- WORKING DATA -

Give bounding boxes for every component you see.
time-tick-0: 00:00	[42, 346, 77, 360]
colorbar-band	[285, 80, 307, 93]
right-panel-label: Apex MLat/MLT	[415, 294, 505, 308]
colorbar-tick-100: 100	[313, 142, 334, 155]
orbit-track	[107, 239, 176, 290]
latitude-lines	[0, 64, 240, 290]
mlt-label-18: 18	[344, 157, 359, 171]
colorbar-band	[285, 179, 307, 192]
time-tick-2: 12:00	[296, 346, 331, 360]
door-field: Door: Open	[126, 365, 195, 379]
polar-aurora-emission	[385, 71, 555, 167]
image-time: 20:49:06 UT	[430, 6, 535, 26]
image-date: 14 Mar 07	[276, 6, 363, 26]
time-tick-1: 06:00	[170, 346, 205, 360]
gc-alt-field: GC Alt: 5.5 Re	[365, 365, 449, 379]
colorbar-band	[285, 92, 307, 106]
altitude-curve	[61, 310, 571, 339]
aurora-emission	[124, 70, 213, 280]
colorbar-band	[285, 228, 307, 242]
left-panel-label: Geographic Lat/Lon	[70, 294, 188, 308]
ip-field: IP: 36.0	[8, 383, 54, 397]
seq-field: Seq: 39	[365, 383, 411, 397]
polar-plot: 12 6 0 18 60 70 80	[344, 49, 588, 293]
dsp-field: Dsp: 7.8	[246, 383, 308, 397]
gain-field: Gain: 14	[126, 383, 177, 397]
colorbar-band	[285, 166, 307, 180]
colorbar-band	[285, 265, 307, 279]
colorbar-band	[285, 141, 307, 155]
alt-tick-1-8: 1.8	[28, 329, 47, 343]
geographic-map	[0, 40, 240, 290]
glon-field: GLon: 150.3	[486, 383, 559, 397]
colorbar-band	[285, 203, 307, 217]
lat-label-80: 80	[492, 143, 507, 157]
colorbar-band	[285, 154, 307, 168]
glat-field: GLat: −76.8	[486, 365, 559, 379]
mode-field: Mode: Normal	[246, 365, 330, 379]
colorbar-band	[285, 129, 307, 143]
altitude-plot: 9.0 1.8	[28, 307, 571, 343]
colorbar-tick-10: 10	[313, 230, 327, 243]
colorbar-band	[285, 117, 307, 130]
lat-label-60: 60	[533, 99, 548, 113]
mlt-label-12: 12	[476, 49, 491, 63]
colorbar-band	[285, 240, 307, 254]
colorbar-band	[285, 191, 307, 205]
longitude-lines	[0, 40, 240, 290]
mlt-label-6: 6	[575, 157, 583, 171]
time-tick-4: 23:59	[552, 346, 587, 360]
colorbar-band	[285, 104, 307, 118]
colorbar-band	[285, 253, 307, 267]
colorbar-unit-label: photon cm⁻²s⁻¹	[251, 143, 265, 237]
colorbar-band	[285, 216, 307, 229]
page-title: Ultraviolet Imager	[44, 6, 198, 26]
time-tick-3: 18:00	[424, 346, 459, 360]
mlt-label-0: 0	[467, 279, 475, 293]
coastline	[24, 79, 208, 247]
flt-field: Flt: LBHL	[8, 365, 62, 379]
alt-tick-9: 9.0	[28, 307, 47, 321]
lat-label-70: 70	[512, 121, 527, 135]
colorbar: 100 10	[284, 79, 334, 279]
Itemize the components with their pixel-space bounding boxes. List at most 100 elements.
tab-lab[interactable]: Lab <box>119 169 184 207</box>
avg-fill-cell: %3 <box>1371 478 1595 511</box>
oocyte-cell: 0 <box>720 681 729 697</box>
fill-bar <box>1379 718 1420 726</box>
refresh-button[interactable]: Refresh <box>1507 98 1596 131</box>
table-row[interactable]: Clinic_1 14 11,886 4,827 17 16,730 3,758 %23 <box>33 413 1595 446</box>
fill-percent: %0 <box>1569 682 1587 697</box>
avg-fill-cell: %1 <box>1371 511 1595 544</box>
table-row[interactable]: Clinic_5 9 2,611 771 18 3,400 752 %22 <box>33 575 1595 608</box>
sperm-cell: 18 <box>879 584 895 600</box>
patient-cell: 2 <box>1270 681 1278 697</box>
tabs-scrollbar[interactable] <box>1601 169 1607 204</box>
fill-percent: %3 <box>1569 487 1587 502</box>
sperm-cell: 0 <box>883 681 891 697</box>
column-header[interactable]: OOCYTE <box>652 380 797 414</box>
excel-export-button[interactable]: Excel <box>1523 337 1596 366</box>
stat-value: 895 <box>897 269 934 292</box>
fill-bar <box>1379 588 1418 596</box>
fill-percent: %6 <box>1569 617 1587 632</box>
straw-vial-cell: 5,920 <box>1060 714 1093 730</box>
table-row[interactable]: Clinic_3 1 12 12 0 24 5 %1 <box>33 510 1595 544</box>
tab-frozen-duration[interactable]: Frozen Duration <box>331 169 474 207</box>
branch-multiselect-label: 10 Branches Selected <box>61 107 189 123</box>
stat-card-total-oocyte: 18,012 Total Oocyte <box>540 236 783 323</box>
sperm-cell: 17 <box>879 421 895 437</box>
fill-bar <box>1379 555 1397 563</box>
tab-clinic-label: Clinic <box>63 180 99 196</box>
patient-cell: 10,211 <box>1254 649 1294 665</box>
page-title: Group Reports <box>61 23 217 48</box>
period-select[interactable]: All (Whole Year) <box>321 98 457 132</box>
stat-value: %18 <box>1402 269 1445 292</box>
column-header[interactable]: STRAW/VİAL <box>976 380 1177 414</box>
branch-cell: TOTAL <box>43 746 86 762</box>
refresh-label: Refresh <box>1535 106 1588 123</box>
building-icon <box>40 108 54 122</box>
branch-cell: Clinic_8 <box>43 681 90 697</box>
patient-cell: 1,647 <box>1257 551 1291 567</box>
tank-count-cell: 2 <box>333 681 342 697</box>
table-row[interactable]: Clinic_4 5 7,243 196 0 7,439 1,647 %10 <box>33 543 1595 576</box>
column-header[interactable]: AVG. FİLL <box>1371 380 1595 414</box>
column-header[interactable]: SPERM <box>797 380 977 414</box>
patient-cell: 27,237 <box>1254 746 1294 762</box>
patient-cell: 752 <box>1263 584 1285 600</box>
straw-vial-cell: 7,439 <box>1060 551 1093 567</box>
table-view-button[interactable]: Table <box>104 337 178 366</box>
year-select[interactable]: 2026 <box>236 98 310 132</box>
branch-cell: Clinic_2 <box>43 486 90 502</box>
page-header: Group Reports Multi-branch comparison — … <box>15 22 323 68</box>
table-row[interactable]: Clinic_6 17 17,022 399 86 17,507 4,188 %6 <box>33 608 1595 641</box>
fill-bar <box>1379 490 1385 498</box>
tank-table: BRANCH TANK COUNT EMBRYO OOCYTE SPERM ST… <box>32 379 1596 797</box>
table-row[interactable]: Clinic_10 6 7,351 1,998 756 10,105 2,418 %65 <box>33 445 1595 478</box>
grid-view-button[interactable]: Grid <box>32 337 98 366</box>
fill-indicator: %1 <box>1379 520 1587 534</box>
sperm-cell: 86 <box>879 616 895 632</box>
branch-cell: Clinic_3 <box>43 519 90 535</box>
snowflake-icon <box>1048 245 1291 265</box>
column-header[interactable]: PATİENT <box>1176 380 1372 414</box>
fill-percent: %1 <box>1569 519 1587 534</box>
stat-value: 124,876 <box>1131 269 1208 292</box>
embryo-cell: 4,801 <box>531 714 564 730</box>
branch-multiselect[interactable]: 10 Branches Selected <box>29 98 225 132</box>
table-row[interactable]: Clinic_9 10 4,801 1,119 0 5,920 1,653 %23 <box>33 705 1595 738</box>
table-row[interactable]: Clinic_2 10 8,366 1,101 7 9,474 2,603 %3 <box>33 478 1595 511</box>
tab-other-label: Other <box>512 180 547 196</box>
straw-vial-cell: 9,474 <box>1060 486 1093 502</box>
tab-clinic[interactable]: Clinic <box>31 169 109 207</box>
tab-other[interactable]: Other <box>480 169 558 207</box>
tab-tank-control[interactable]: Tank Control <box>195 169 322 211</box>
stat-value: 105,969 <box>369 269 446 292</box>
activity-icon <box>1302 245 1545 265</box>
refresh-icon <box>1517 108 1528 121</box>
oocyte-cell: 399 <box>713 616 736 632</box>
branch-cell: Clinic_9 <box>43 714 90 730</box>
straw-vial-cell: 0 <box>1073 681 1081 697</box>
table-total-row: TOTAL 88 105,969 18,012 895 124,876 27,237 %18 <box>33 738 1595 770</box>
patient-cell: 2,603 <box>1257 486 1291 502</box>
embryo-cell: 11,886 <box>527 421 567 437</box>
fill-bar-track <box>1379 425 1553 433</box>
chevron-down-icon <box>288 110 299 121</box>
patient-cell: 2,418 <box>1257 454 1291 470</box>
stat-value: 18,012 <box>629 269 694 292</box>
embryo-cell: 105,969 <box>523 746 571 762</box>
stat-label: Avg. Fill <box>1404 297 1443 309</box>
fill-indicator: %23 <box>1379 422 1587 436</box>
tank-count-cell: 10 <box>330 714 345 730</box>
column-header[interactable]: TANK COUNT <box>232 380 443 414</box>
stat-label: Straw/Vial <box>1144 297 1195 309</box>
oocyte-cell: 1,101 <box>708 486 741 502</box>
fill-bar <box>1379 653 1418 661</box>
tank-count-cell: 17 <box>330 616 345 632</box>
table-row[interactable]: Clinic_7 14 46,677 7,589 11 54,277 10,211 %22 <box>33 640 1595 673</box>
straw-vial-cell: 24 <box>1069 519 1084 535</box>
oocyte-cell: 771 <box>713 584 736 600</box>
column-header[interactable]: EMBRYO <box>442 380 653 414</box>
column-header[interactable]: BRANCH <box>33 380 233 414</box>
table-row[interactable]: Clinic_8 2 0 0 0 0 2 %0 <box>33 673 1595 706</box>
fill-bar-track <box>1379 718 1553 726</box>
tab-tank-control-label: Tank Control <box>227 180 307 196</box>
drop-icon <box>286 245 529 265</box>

- GOAL -
Can you copy the data above verbatim, from its first line through the line that contains "71, 555, 167]", with that final line included?

- SOLUTION -
Give bounding boxes for every component you see.
time-tick-0: 00:00	[42, 346, 77, 360]
colorbar-band	[285, 80, 307, 93]
right-panel-label: Apex MLat/MLT	[415, 294, 505, 308]
colorbar-tick-100: 100	[313, 142, 334, 155]
orbit-track	[107, 239, 176, 290]
latitude-lines	[0, 64, 240, 290]
mlt-label-18: 18	[344, 157, 359, 171]
colorbar-band	[285, 179, 307, 192]
time-tick-2: 12:00	[296, 346, 331, 360]
door-field: Door: Open	[126, 365, 195, 379]
polar-aurora-emission	[385, 71, 555, 167]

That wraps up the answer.